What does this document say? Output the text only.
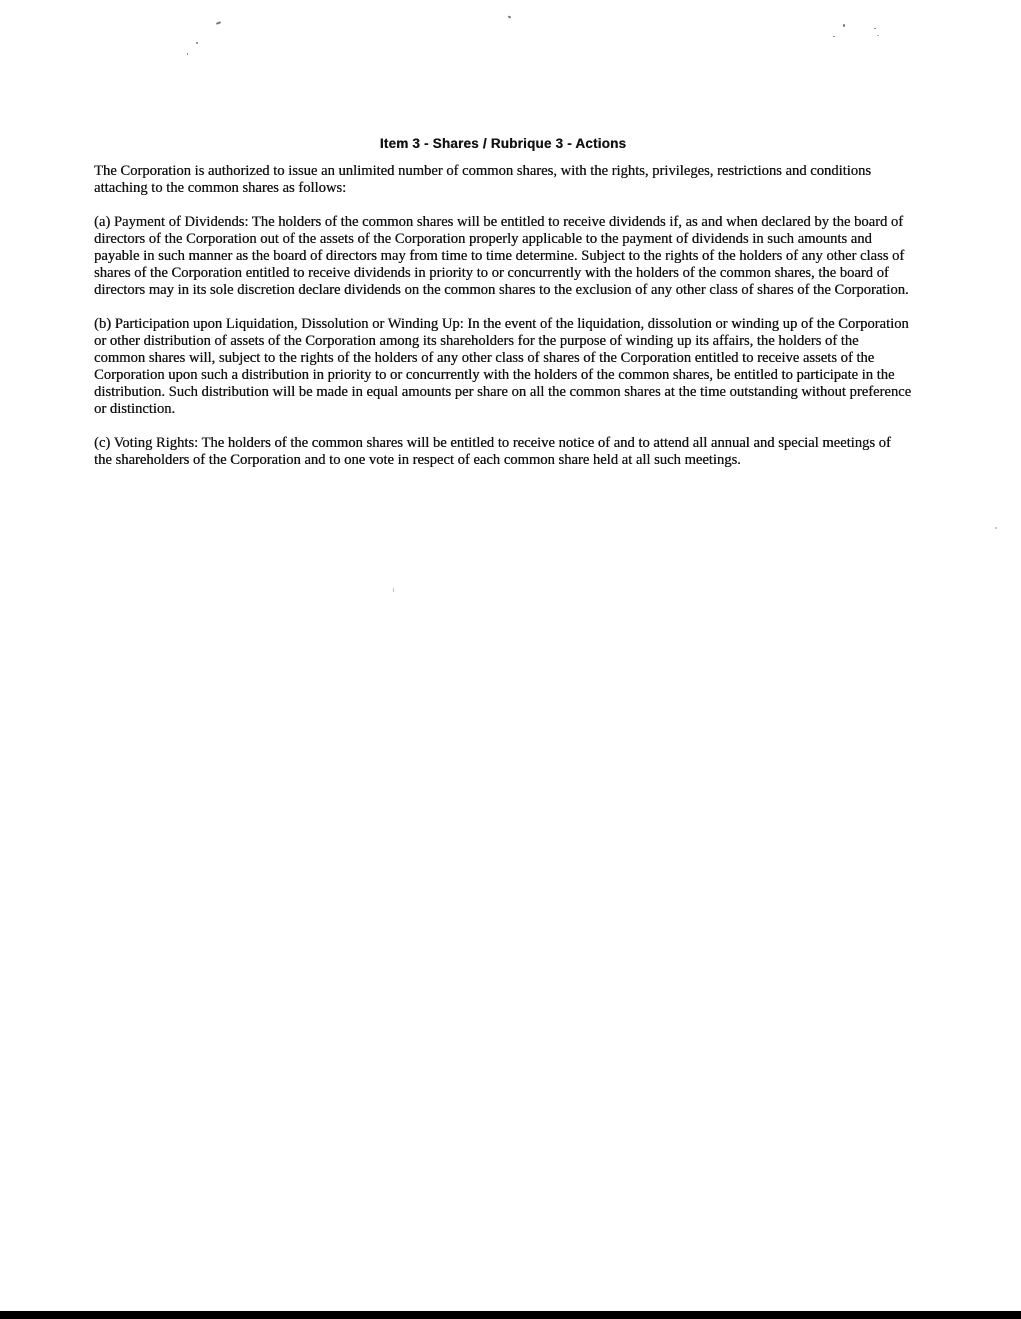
Item 3 - Shares / Rubrique 3 - Actions

The Corporation is authorized to issue an unlimited number of common shares, with the rights, privileges, restrictions and conditions attaching to the common shares as follows:

(a) Payment of Dividends: The holders of the common shares will be entitled to receive dividends if, as and when declared by the board of directors of the Corporation out of the assets of the Corporation properly applicable to the payment of dividends in such amounts and payable in such manner as the board of directors may from time to time determine. Subject to the rights of the holders of any other class of shares of the Corporation entitled to receive dividends in priority to or concurrently with the holders of the common shares, the board of directors may in its sole discretion declare dividends on the common shares to the exclusion of any other class of shares of the Corporation.

(b) Participation upon Liquidation, Dissolution or Winding Up: In the event of the liquidation, dissolution or winding up of the Corporation or other distribution of assets of the Corporation among its shareholders for the purpose of winding up its affairs, the holders of the common shares will, subject to the rights of the holders of any other class of shares of the Corporation entitled to receive assets of the Corporation upon such a distribution in priority to or concurrently with the holders of the common shares, be entitled to participate in the distribution. Such distribution will be made in equal amounts per share on all the common shares at the time outstanding without preference or distinction.

(c) Voting Rights: The holders of the common shares will be entitled to receive notice of and to attend all annual and special meetings of the shareholders of the Corporation and to one vote in respect of each common share held at all such meetings.
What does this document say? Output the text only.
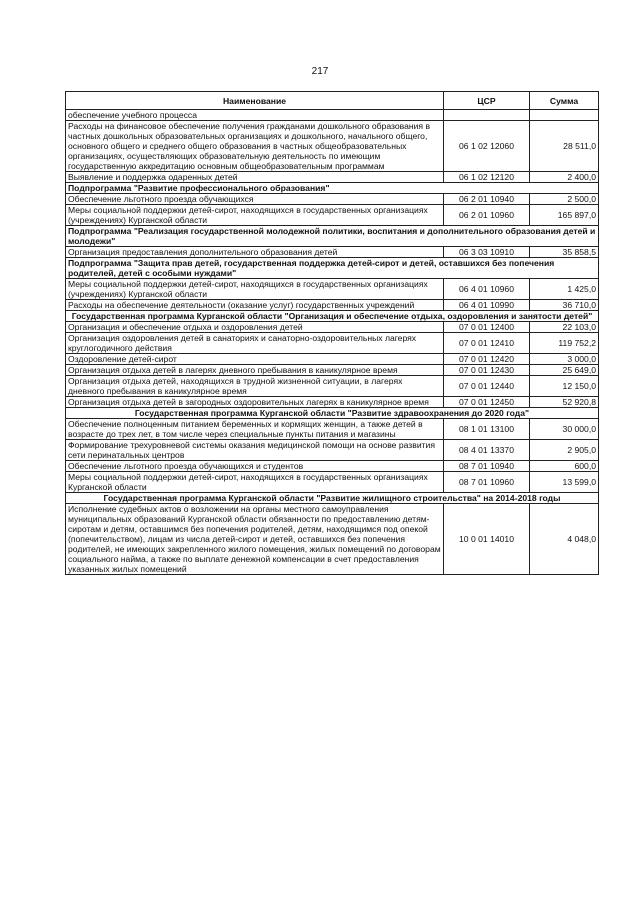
217
Наименование	ЦСР	Сумма
обеспечение учебного процесса		
Расходы на финансовое обеспечение получения гражданами дошкольного образования в частных дошкольных образовательных организациях и дошкольного, начального общего, основного общего и среднего общего образования в частных общеобразовательных организациях, осуществляющих образовательную деятельность по имеющим государственную аккредитацию основным общеобразовательным программам	06 1 02 12060	28 511,0
Выявление и поддержка одаренных детей	06 1 02 12120	2 400,0
Подпрограмма "Развитие профессионального образования"		
Обеспечение льготного проезда обучающихся	06 2 01 10940	2 500,0
Меры социальной поддержки детей-сирот, находящихся в государственных организациях (учреждениях) Курганской области	06 2 01 10960	165 897,0
Подпрограмма "Реализация государственной молодежной политики, воспитания и дополнительного образования детей и молодежи"		
Организация предоставления дополнительного образования детей	06 3 03 10910	35 858,5
Подпрограмма "Защита прав детей, государственная поддержка детей-сирот и детей, оставшихся без попечения родителей, детей с особыми нуждами"		
Меры социальной поддержки детей-сирот, находящихся в государственных организациях (учреждениях) Курганской области	06 4 01 10960	1 425,0
Расходы на обеспечение деятельности (оказание услуг) государственных учреждений	06 4 01 10990	36 710,0
Государственная программа Курганской области "Организация и обеспечение отдыха, оздоровления и занятости детей"		
Организация и обеспечение отдыха и оздоровления детей	07 0 01 12400	22 103,0
Организация оздоровления детей в санаториях и санаторно-оздоровительных лагерях круглогодичного действия	07 0 01 12410	119 752,2
Оздоровление детей-сирот	07 0 01 12420	3 000,0
Организация отдыха детей в лагерях дневного пребывания в каникулярное время	07 0 01 12430	25 649,0
Организация отдыха детей, находящихся в трудной жизненной ситуации, в лагерях дневного пребывания в каникулярное время	07 0 01 12440	12 150,0
Организация отдыха детей в загородных оздоровительных лагерях в каникулярное время	07 0 01 12450	52 920,8
Государственная программа Курганской области "Развитие здравоохранения до 2020 года"		
Обеспечение полноценным питанием беременных и кормящих женщин, а также детей в возрасте до трех лет, в том числе через специальные пункты питания и магазины	08 1 01 13100	30 000,0
Формирование трехуровневой системы оказания медицинской помощи на основе развития сети перинатальных центров	08 4 01 13370	2 905,0
Обеспечение льготного проезда обучающихся и студентов	08 7 01 10940	600,0
Меры социальной поддержки детей-сирот, находящихся в государственных организациях Курганской области	08 7 01 10960	13 599,0
Государственная программа Курганской области "Развитие жилищного строительства" на 2014-2018 годы		
Исполнение судебных актов о возложении на органы местного самоуправления муниципальных образований Курганской области обязанности по предоставлению детям-сиротам и детям, оставшимся без попечения родителей, детям, находящимся под опекой (попечительством), лицам из числа детей-сирот и детей, оставшихся без попечения родителей, не имеющих закрепленного жилого помещения, жилых помещений по договорам социального найма, а также по выплате денежной компенсации в счет предоставления указанных жилых помещений	10 0 01 14010	4 048,0
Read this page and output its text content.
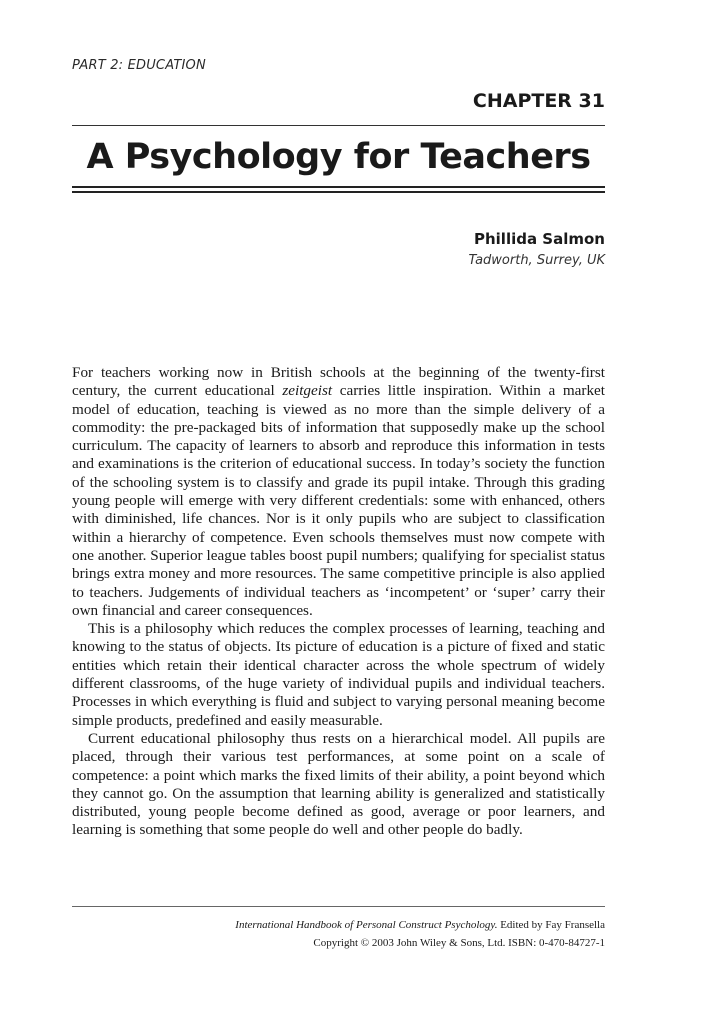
PART 2: EDUCATION
CHAPTER 31
A Psychology for Teachers
Phillida Salmon
Tadworth, Surrey, UK

For teachers working now in British schools at the beginning of the twenty-first century, the current educational zeitgeist carries little inspiration. Within a market model of education, teaching is viewed as no more than the simple delivery of a commodity: the pre-packaged bits of information that supposedly make up the school curriculum. The capacity of learners to absorb and reproduce this information in tests and examinations is the criterion of educational success. In today’s society the function of the schooling system is to classify and grade its pupil intake. Through this grading young people will emerge with very different credentials: some with enhanced, others with diminished, life chances. Nor is it only pupils who are subject to classification within a hierarchy of competence. Even schools themselves must now compete with one another. Superior league tables boost pupil numbers; qualifying for specialist status brings extra money and more resources. The same competitive principle is also applied to teachers. Judgements of individual teachers as ‘incompetent’ or ‘super’ carry their own financial and career consequences.

This is a philosophy which reduces the complex processes of learning, teaching and knowing to the status of objects. Its picture of education is a picture of fixed and static entities which retain their identical character across the whole spectrum of widely different classrooms, of the huge variety of individual pupils and individual teachers. Processes in which everything is fluid and subject to varying personal meaning become simple products, predefined and easily measurable.

Current educational philosophy thus rests on a hierarchical model. All pupils are placed, through their various test performances, at some point on a scale of competence: a point which marks the fixed limits of their ability, a point beyond which they cannot go. On the assumption that learning ability is generalized and statistically distributed, young people become defined as good, average or poor learners, and learning is something that some people do well and other people do badly.

International Handbook of Personal Construct Psychology. Edited by Fay Fransella
Copyright © 2003 John Wiley & Sons, Ltd. ISBN: 0-470-84727-1
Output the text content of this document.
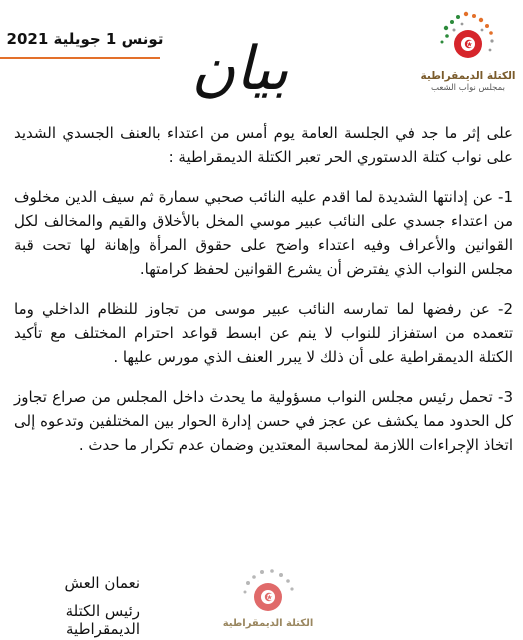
تونس 1 جويلية 2021 بيان	الكتلة الديمقراطية
بمجلس نواب الشعب

على إثر ما جد في الجلسة العامة يوم أمس من اعتداء بالعنف الجسدي الشديد على نواب كتلة الدستوري الحر تعبر الكتلة الديمقراطية :

1- عن إدانتها الشديدة لما اقدم عليه النائب صحبي سمارة ثم سيف الدين مخلوف من اعتداء جسدي على النائب عبير موسي المخل بالأخلاق والقيم والمخالف لكل القوانين والأعراف وفيه اعتداء واضح على حقوق المرأة وإهانة لها تحت قبة مجلس النواب الذي يفترض أن يشرع القوانين لحفظ كرامتها.

2- عن رفضها لما تمارسه النائب عبير موسى من تجاوز للنظام الداخلي وما تتعمده من استفزاز للنواب لا ينم عن ابسط قواعد احترام المختلف مع تأكيد الكتلة الديمقراطية على أن ذلك لا يبرر العنف الذي مورس عليها .

3- تحمل رئيس مجلس النواب مسؤولية ما يحدث داخل المجلس من صراع تجاوز كل الحدود مما يكشف عن عجز في حسن إدارة الحوار بين المختلفين وتدعوه إلى اتخاذ الإجراءات اللازمة لمحاسبة المعتدين وضمان عدم تكرار ما حدث .

نعمان العش
رئيس الكتلة الديمقراطية	الكتلة الديمقراطية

__What you have to do__:
Reproduce each line word for word and drop the pictures.

__Worked solution__:
What does this document say? Output the text only.
Item 3 - Shares / Rubrique 3 - Actions

The Corporation is authorized to issue an unlimited number of common shares, with the rights, privileges, restrictions and conditions attaching to the common shares as follows:

(a) Payment of Dividends: The holders of the common shares will be entitled to receive dividends if, as and when declared by the board of directors of the Corporation out of the assets of the Corporation properly applicable to the payment of dividends in such amounts and payable in such manner as the board of directors may from time to time determine. Subject to the rights of the holders of any other class of shares of the Corporation entitled to receive dividends in priority to or concurrently with the holders of the common shares, the board of directors may in its sole discretion declare dividends on the common shares to the exclusion of any other class of shares of the Corporation.

(b) Participation upon Liquidation, Dissolution or Winding Up: In the event of the liquidation, dissolution or winding up of the Corporation or other distribution of assets of the Corporation among its shareholders for the purpose of winding up its affairs, the holders of the common shares will, subject to the rights of the holders of any other class of shares of the Corporation entitled to receive assets of the Corporation upon such a distribution in priority to or concurrently with the holders of the common shares, be entitled to participate in the distribution. Such distribution will be made in equal amounts per share on all the common shares at the time outstanding without preference or distinction.

(c) Voting Rights: The holders of the common shares will be entitled to receive notice of and to attend all annual and special meetings of the shareholders of the Corporation and to one vote in respect of each common share held at all such meetings.
What does this document say? Output the text only.
217
Наименование	ЦСР	Сумма
обеспечение учебного процесса		
Расходы на финансовое обеспечение получения гражданами дошкольного образования в частных дошкольных образовательных организациях и дошкольного, начального общего, основного общего и среднего общего образования в частных общеобразовательных организациях, осуществляющих образовательную деятельность по имеющим государственную аккредитацию основным общеобразовательным программам	06 1 02 12060	28 511,0
Выявление и поддержка одаренных детей	06 1 02 12120	2 400,0
Подпрограмма "Развитие профессионального образования"		
Обеспечение льготного проезда обучающихся	06 2 01 10940	2 500,0
Меры социальной поддержки детей-сирот, находящихся в государственных организациях (учреждениях) Курганской области	06 2 01 10960	165 897,0
Подпрограмма "Реализация государственной молодежной политики, воспитания и дополнительного образования детей и молодежи"		
Организация предоставления дополнительного образования детей	06 3 03 10910	35 858,5
Подпрограмма "Защита прав детей, государственная поддержка детей-сирот и детей, оставшихся без попечения родителей, детей с особыми нуждами"		
Меры социальной поддержки детей-сирот, находящихся в государственных организациях (учреждениях) Курганской области	06 4 01 10960	1 425,0
Расходы на обеспечение деятельности (оказание услуг) государственных учреждений	06 4 01 10990	36 710,0
Государственная программа Курганской области "Организация и обеспечение отдыха, оздоровления и занятости детей"		
Организация и обеспечение отдыха и оздоровления детей	07 0 01 12400	22 103,0
Организация оздоровления детей в санаториях и санаторно-оздоровительных лагерях круглогодичного действия	07 0 01 12410	119 752,2
Оздоровление детей-сирот	07 0 01 12420	3 000,0
Организация отдыха детей в лагерях дневного пребывания в каникулярное время	07 0 01 12430	25 649,0
Организация отдыха детей, находящихся в трудной жизненной ситуации, в лагерях дневного пребывания в каникулярное время	07 0 01 12440	12 150,0
Организация отдыха детей в загородных оздоровительных лагерях в каникулярное время	07 0 01 12450	52 920,8
Государственная программа Курганской области "Развитие здравоохранения до 2020 года"		
Обеспечение полноценным питанием беременных и кормящих женщин, а также детей в возрасте до трех лет, в том числе через специальные пункты питания и магазины	08 1 01 13100	30 000,0
Формирование трехуровневой системы оказания медицинской помощи на основе развития сети перинатальных центров	08 4 01 13370	2 905,0
Обеспечение льготного проезда обучающихся и студентов	08 7 01 10940	600,0
Меры социальной поддержки детей-сирот, находящихся в государственных организациях Курганской области	08 7 01 10960	13 599,0
Государственная программа Курганской области "Развитие жилищного строительства" на 2014-2018 годы		
Исполнение судебных актов о возложении на органы местного самоуправления муниципальных образований Курганской области обязанности по предоставлению детям-сиротам и детям, оставшимся без попечения родителей, детям, находящимся под опекой (попечительством), лицам из числа детей-сирот и детей, оставшихся без попечения родителей, не имеющих закрепленного жилого помещения, жилых помещений по договорам социального найма, а также по выплате денежной компенсации в счет предоставления указанных жилых помещений	10 0 01 14010	4 048,0
Read this page and output its text content.
PART 2: EDUCATION
CHAPTER 31
A Psychology for Teachers
Phillida Salmon
Tadworth, Surrey, UK

For teachers working now in British schools at the beginning of the twenty-first century, the current educational zeitgeist carries little inspiration. Within a market model of education, teaching is viewed as no more than the simple delivery of a commodity: the pre-packaged bits of information that supposedly make up the school curriculum. The capacity of learners to absorb and reproduce this information in tests and examinations is the criterion of educational success. In today’s society the function of the schooling system is to classify and grade its pupil intake. Through this grading young people will emerge with very different credentials: some with enhanced, others with diminished, life chances. Nor is it only pupils who are subject to classification within a hierarchy of competence. Even schools themselves must now compete with one another. Superior league tables boost pupil numbers; qualifying for specialist status brings extra money and more resources. The same competitive principle is also applied to teachers. Judgements of individual teachers as ‘incompetent’ or ‘super’ carry their own financial and career consequences.

This is a philosophy which reduces the complex processes of learning, teaching and knowing to the status of objects. Its picture of education is a picture of fixed and static entities which retain their identical character across the whole spectrum of widely different classrooms, of the huge variety of individual pupils and individual teachers. Processes in which everything is fluid and subject to varying personal meaning become simple products, predefined and easily measurable.

Current educational philosophy thus rests on a hierarchical model. All pupils are placed, through their various test performances, at some point on a scale of competence: a point which marks the fixed limits of their ability, a point beyond which they cannot go. On the assumption that learning ability is generalized and statistically distributed, young people become defined as good, average or poor learners, and learning is something that some people do well and other people do badly.

International Handbook of Personal Construct Psychology. Edited by Fay Fransella
Copyright © 2003 John Wiley & Sons, Ltd. ISBN: 0-470-84727-1
Output the text content of this document.
تونس 1 جويلية 2021 بيان	الكتلة الديمقراطية
بمجلس نواب الشعب

على إثر ما جد في الجلسة العامة يوم أمس من اعتداء بالعنف الجسدي الشديد على نواب كتلة الدستوري الحر تعبر الكتلة الديمقراطية :

1- عن إدانتها الشديدة لما اقدم عليه النائب صحبي سمارة ثم سيف الدين مخلوف من اعتداء جسدي على النائب عبير موسي المخل بالأخلاق والقيم والمخالف لكل القوانين والأعراف وفيه اعتداء واضح على حقوق المرأة وإهانة لها تحت قبة مجلس النواب الذي يفترض أن يشرع القوانين لحفظ كرامتها.

2- عن رفضها لما تمارسه النائب عبير موسى من تجاوز للنظام الداخلي وما تتعمده من استفزاز للنواب لا ينم عن ابسط قواعد احترام المختلف مع تأكيد الكتلة الديمقراطية على أن ذلك لا يبرر العنف الذي مورس عليها .

3- تحمل رئيس مجلس النواب مسؤولية ما يحدث داخل المجلس من صراع تجاوز كل الحدود مما يكشف عن عجز في حسن إدارة الحوار بين المختلفين وتدعوه إلى اتخاذ الإجراءات اللازمة لمحاسبة المعتدين وضمان عدم تكرار ما حدث .

نعمان العش
رئيس الكتلة الديمقراطية	الكتلة الديمقراطية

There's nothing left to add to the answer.